| Set task |
Check each line below for the word "down" and give the number of lines that have it, nothing more.

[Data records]
** BEGIN **

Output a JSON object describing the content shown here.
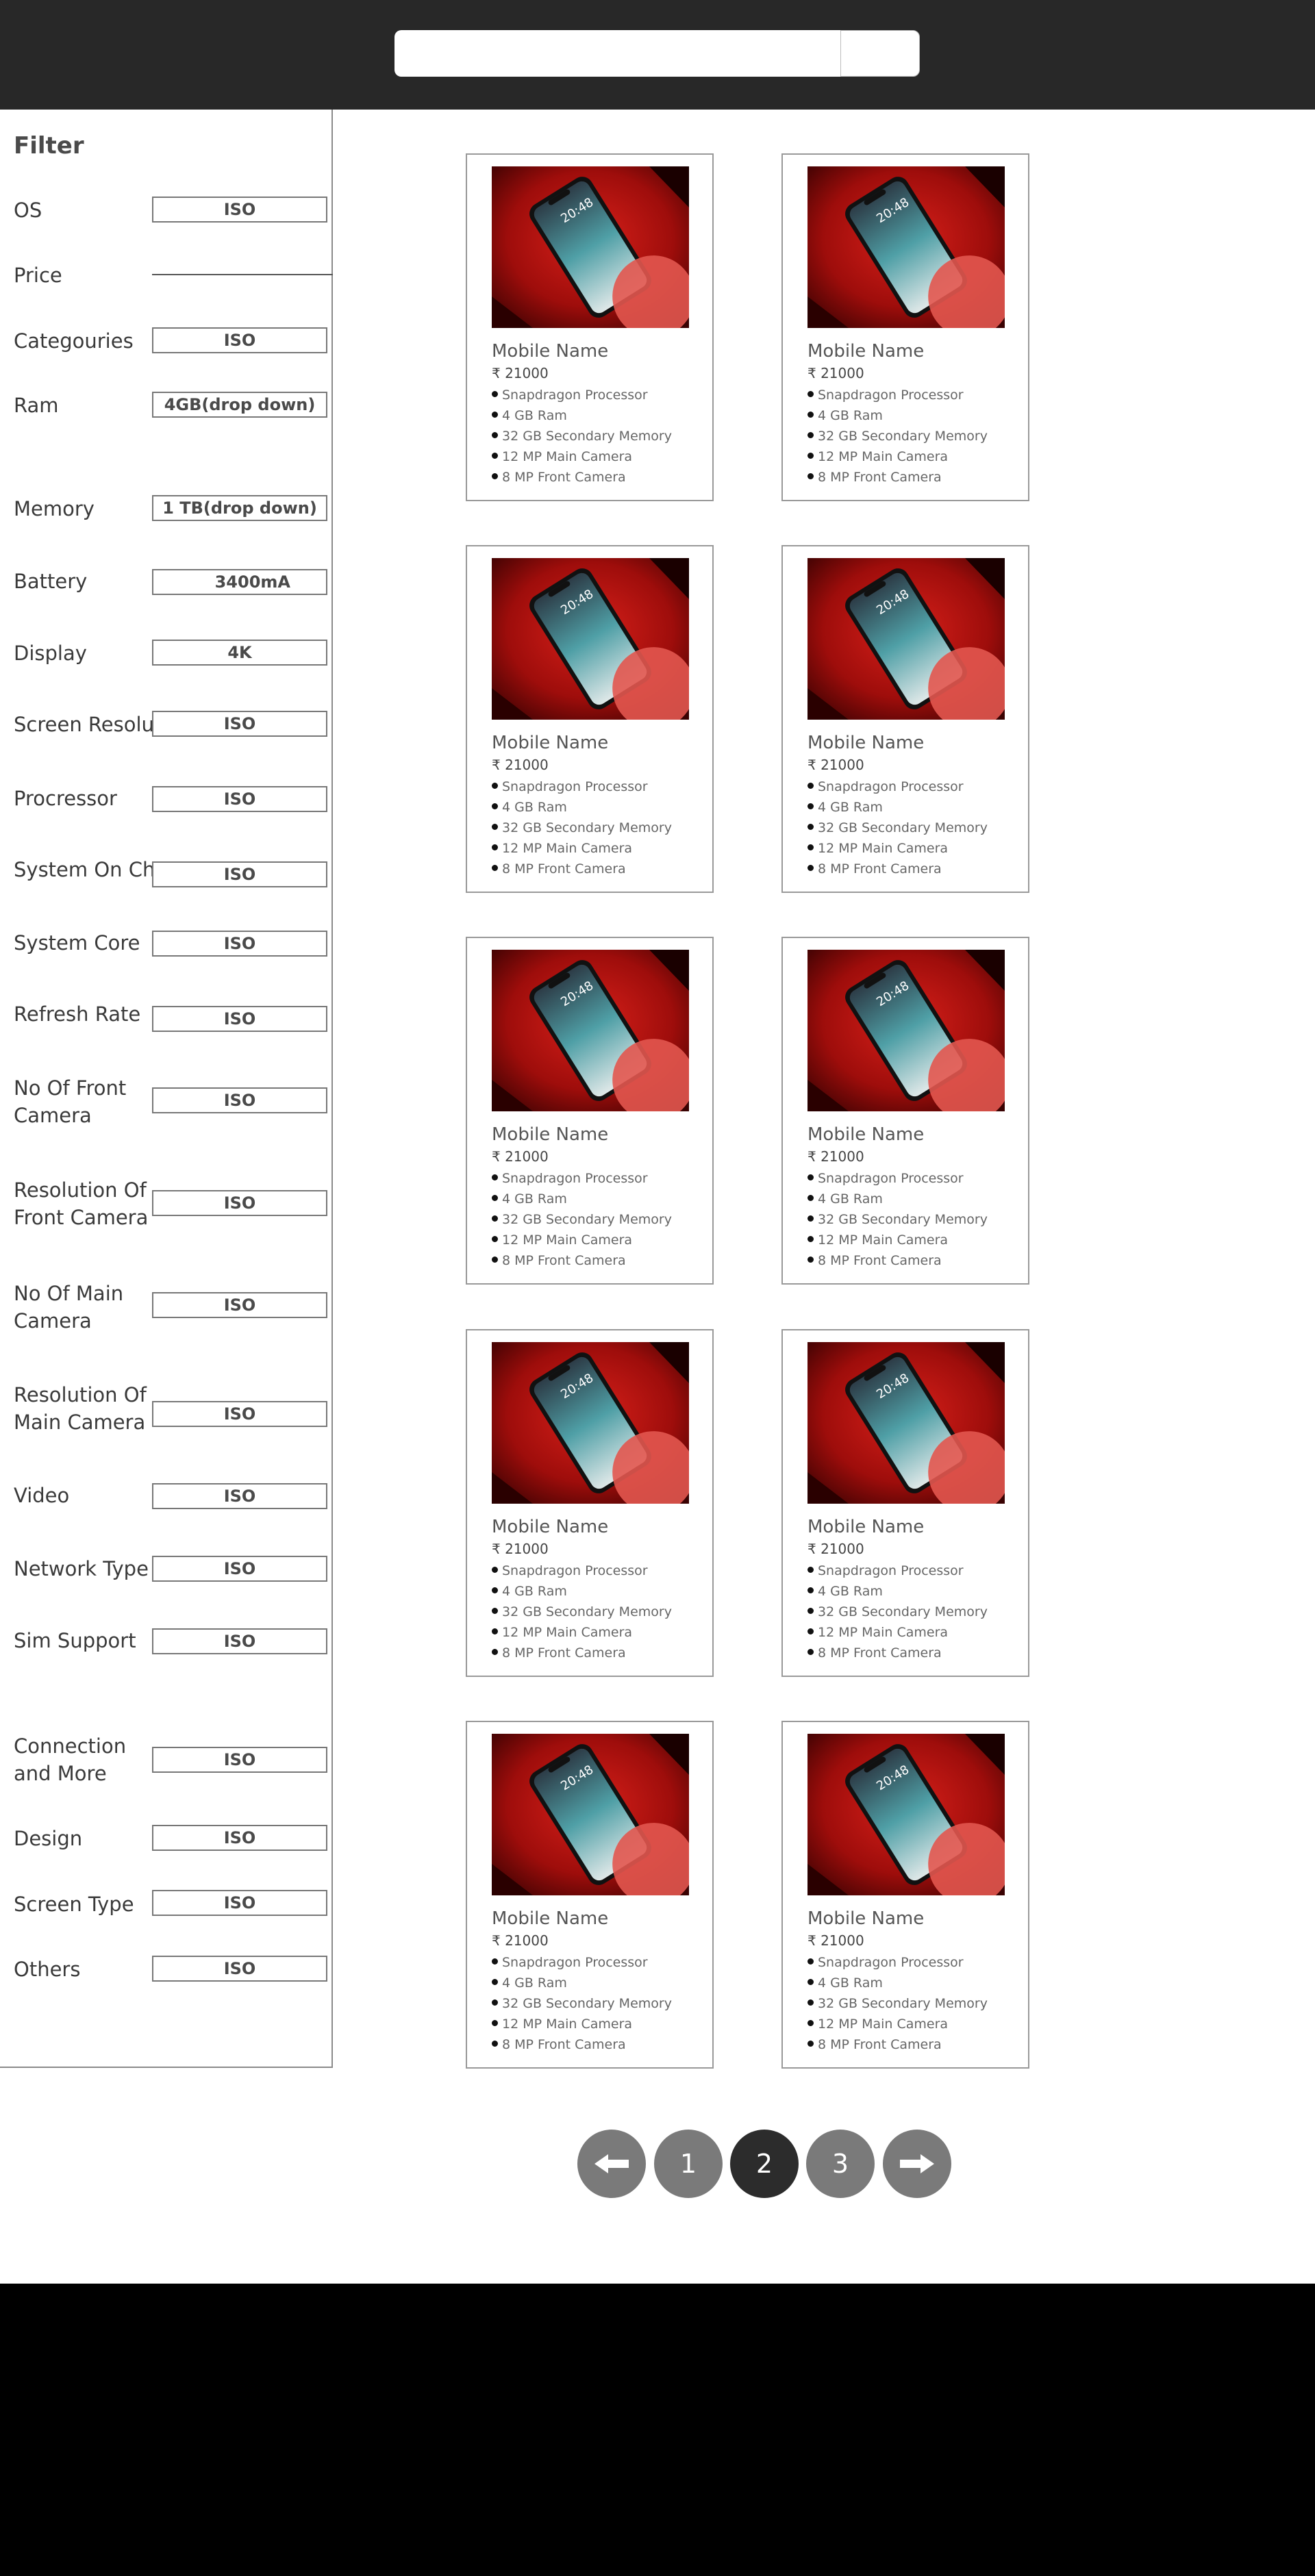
{
  "search": {
    "placeholder": "",
    "value": ""
  },
  "filter": {
    "title": "Filter",
    "rows": [
      {
        "label": "OS",
        "value": "ISO"
      },
      {
        "label": "Price",
        "value": ""
      },
      {
        "label": "Categouries",
        "value": "ISO"
      },
      {
        "label": "Ram",
        "value": "4GB(drop down)"
      },
      {
        "label": "Memory",
        "value": "1 TB(drop down)"
      },
      {
        "label": "Battery",
        "value": "3400mA"
      },
      {
        "label": "Display",
        "value": "4K"
      },
      {
        "label": "Screen Resolution",
        "value": "ISO"
      },
      {
        "label": "Procressor",
        "value": "ISO"
      },
      {
        "label": "System On Chip",
        "value": "ISO"
      },
      {
        "label": "System Core",
        "value": "ISO"
      },
      {
        "label": "Refresh Rate",
        "value": "ISO"
      },
      {
        "label": "No Of Front Camera",
        "value": "ISO"
      },
      {
        "label": "Resolution Of Front Camera",
        "value": "ISO"
      },
      {
        "label": "No Of Main Camera",
        "value": "ISO"
      },
      {
        "label": "Resolution Of Main Camera",
        "value": "ISO"
      },
      {
        "label": "Video",
        "value": "ISO"
      },
      {
        "label": "Network Type",
        "value": "ISO"
      },
      {
        "label": "Sim Support",
        "value": "ISO"
      },
      {
        "label": "Connection and More",
        "value": "ISO"
      },
      {
        "label": "Design",
        "value": "ISO"
      },
      {
        "label": "Screen Type",
        "value": "ISO"
      },
      {
        "label": "Others",
        "value": "ISO"
      }
    ]
  },
  "product": {
    "name": "Mobile Name",
    "price": "₹ 21000",
    "specs": [
      "Snapdragon Processor",
      "4 GB Ram",
      "32 GB Secondary Memory",
      "12 MP Main Camera",
      "8 MP Front Camera"
    ],
    "image_icon": "smartphone-image",
    "screen_time": "20:48"
  },
  "pagination": {
    "prev_icon": "arrow-left-icon",
    "pages": [
      "1",
      "2",
      "3"
    ],
    "active": "2",
    "next_icon": "arrow-right-icon"
  }
}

** END **

| Solution for this exercise |
2